* [Your objective] Please transcribe the listing in its entirety, character for character.

* [Exercise data]
__________________________________________________
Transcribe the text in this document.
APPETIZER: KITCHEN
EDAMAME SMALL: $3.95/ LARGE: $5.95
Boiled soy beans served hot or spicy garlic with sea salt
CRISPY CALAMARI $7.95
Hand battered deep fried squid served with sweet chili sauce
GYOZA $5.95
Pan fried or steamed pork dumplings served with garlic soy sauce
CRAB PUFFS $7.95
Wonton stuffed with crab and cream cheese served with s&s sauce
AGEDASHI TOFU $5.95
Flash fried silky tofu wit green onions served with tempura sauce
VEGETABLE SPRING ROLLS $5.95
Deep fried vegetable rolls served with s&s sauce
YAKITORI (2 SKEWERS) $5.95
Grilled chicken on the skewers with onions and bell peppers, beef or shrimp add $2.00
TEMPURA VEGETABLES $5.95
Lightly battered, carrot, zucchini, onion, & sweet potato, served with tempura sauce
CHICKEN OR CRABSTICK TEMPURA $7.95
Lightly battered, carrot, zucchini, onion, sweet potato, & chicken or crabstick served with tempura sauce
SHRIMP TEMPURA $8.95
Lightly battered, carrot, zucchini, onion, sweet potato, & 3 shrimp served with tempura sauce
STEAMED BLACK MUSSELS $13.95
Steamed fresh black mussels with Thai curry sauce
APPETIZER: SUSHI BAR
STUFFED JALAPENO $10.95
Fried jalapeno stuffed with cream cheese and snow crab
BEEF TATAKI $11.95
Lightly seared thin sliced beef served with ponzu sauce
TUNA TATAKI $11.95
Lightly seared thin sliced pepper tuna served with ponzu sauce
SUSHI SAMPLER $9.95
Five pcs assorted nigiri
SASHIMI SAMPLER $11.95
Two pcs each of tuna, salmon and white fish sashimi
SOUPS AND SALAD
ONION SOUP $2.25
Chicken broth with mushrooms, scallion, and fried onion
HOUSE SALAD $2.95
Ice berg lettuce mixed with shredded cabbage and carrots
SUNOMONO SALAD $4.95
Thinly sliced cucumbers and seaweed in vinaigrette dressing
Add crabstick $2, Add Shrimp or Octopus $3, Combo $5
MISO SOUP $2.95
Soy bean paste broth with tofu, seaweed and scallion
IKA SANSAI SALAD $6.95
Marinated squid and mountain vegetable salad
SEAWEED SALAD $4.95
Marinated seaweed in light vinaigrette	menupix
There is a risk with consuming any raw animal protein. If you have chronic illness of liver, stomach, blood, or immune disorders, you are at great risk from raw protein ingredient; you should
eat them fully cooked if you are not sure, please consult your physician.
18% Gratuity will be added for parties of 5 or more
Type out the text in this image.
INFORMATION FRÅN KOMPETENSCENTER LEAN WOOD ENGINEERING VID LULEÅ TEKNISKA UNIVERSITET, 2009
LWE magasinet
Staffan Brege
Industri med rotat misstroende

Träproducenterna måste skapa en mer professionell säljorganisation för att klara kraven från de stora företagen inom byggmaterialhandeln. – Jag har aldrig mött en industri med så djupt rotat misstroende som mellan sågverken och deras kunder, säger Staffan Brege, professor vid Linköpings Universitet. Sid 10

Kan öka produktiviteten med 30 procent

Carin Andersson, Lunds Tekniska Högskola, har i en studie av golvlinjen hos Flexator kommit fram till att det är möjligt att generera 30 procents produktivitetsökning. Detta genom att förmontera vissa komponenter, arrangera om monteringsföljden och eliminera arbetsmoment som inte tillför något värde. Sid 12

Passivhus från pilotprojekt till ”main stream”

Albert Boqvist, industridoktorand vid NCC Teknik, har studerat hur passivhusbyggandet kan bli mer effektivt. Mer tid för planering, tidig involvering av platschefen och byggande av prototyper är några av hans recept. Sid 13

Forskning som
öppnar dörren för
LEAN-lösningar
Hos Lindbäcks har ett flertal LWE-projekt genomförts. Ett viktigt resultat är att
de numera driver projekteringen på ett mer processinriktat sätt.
__________________________________________________
* [Task answer]
Transcribe the text in this document.
APPETIZER: KITCHEN
EDAMAME SMALL: $3.95/ LARGE: $5.95
Boiled soy beans served hot or spicy garlic with sea salt
CRISPY CALAMARI $7.95
Hand battered deep fried squid served with sweet chili sauce
GYOZA $5.95
Pan fried or steamed pork dumplings served with garlic soy sauce
CRAB PUFFS $7.95
Wonton stuffed with crab and cream cheese served with s&s sauce
AGEDASHI TOFU $5.95
Flash fried silky tofu wit green onions served with tempura sauce
VEGETABLE SPRING ROLLS $5.95
Deep fried vegetable rolls served with s&s sauce
YAKITORI (2 SKEWERS) $5.95
Grilled chicken on the skewers with onions and bell peppers, beef or shrimp add $2.00
TEMPURA VEGETABLES $5.95
Lightly battered, carrot, zucchini, onion, & sweet potato, served with tempura sauce
CHICKEN OR CRABSTICK TEMPURA $7.95
Lightly battered, carrot, zucchini, onion, sweet potato, & chicken or crabstick served with tempura sauce
SHRIMP TEMPURA $8.95
Lightly battered, carrot, zucchini, onion, sweet potato, & 3 shrimp served with tempura sauce
STEAMED BLACK MUSSELS $13.95
Steamed fresh black mussels with Thai curry sauce
APPETIZER: SUSHI BAR
STUFFED JALAPENO $10.95
Fried jalapeno stuffed with cream cheese and snow crab
BEEF TATAKI $11.95
Lightly seared thin sliced beef served with ponzu sauce
TUNA TATAKI $11.95
Lightly seared thin sliced pepper tuna served with ponzu sauce
SUSHI SAMPLER $9.95
Five pcs assorted nigiri
SASHIMI SAMPLER $11.95
Two pcs each of tuna, salmon and white fish sashimi
SOUPS AND SALAD
ONION SOUP $2.25
Chicken broth with mushrooms, scallion, and fried onion
HOUSE SALAD $2.95
Ice berg lettuce mixed with shredded cabbage and carrots
SUNOMONO SALAD $4.95
Thinly sliced cucumbers and seaweed in vinaigrette dressing
Add crabstick $2, Add Shrimp or Octopus $3, Combo $5
MISO SOUP $2.95
Soy bean paste broth with tofu, seaweed and scallion
IKA SANSAI SALAD $6.95
Marinated squid and mountain vegetable salad
SEAWEED SALAD $4.95
Marinated seaweed in light vinaigrette	menupix
There is a risk with consuming any raw animal protein. If you have chronic illness of liver, stomach, blood, or immune disorders, you are at great risk from raw protein ingredient; you should
eat them fully cooked if you are not sure, please consult your physician.
18% Gratuity will be added for parties of 5 or more
Type out the text in this image.
INFORMATION FRÅN KOMPETENSCENTER LEAN WOOD ENGINEERING VID LULEÅ TEKNISKA UNIVERSITET, 2009
LWE magasinet
Staffan Brege
Industri med rotat misstroende

Träproducenterna måste skapa en mer professionell säljorganisation för att klara kraven från de stora företagen inom byggmaterialhandeln. – Jag har aldrig mött en industri med så djupt rotat misstroende som mellan sågverken och deras kunder, säger Staffan Brege, professor vid Linköpings Universitet. Sid 10

Kan öka produktiviteten med 30 procent

Carin Andersson, Lunds Tekniska Högskola, har i en studie av golvlinjen hos Flexator kommit fram till att det är möjligt att generera 30 procents produktivitetsökning. Detta genom att förmontera vissa komponenter, arrangera om monteringsföljden och eliminera arbetsmoment som inte tillför något värde. Sid 12

Passivhus från pilotprojekt till ”main stream”

Albert Boqvist, industridoktorand vid NCC Teknik, har studerat hur passivhusbyggandet kan bli mer effektivt. Mer tid för planering, tidig involvering av platschefen och byggande av prototyper är några av hans recept. Sid 13

Forskning som
öppnar dörren för
LEAN-lösningar
Hos Lindbäcks har ett flertal LWE-projekt genomförts. Ett viktigt resultat är att
de numera driver projekteringen på ett mer processinriktat sätt.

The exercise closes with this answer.